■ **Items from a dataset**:
^^^^^^^^^^^^^^^^
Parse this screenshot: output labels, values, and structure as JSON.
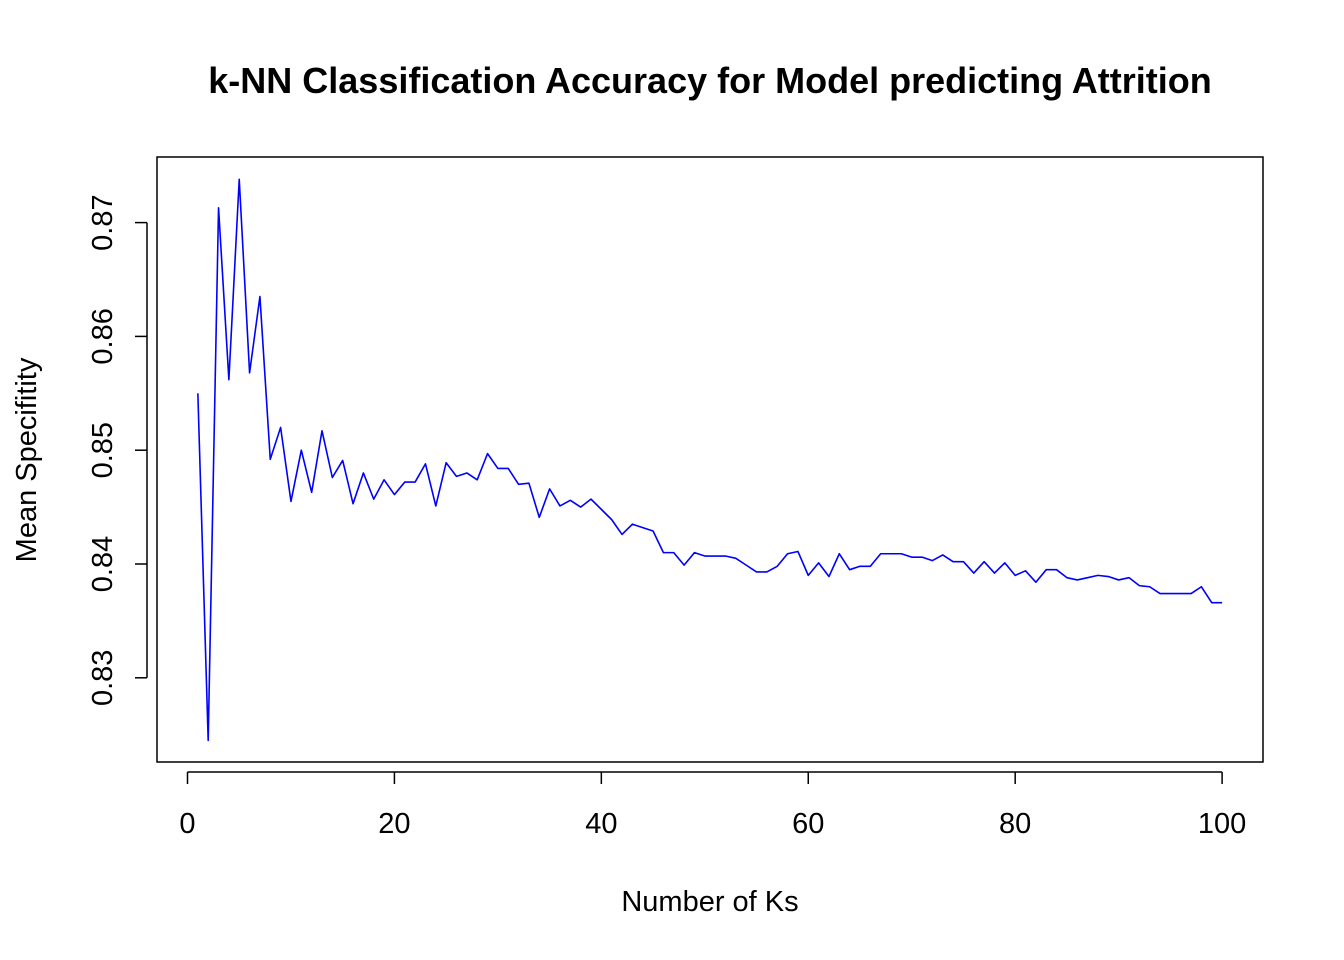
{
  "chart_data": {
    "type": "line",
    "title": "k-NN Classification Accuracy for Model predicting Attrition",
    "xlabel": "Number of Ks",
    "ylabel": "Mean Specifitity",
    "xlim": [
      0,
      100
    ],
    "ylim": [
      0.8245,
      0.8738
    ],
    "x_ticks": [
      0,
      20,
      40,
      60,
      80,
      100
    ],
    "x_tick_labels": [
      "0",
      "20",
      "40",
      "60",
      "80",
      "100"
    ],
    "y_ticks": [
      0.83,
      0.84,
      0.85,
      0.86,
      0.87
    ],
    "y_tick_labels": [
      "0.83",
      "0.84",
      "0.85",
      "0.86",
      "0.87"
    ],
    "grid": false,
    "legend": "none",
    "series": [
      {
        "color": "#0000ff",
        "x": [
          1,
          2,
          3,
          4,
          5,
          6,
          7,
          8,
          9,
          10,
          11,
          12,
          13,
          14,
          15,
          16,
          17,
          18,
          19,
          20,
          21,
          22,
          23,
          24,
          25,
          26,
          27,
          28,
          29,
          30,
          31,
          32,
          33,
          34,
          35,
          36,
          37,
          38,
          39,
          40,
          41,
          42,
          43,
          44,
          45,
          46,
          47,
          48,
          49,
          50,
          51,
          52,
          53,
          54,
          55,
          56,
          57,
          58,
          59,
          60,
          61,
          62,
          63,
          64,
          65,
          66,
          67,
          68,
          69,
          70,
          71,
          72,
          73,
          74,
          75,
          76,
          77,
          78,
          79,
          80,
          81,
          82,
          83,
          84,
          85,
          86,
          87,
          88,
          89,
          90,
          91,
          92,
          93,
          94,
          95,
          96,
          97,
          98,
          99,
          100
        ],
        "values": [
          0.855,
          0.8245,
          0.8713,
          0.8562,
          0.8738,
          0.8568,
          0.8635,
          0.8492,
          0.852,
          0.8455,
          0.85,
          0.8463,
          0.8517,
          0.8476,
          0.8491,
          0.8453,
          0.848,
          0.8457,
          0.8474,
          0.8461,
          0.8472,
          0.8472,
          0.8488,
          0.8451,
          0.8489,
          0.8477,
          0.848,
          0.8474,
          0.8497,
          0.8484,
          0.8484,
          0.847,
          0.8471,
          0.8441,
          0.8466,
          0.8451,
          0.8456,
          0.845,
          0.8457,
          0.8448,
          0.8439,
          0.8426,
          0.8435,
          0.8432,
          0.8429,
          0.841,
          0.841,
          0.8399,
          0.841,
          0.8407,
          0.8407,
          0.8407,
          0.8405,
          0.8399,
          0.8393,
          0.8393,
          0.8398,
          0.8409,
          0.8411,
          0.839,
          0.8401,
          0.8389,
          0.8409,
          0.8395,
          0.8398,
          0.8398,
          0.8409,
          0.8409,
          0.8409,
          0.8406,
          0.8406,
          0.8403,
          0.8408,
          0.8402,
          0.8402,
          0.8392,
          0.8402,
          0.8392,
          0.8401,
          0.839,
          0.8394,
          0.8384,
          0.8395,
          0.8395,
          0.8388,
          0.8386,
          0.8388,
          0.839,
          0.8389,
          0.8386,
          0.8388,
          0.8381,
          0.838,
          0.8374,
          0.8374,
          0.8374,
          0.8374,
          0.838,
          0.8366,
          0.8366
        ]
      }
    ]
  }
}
^^^^^^^^^^^^^^^^
■ **TASK BRIEF**: Track down every line of the material containing the string "values", and copy it.

■ **SOLUTION TO THE EXERCISE**:
Parse this screenshot: output labels, values, and structure as JSON.
        "values": [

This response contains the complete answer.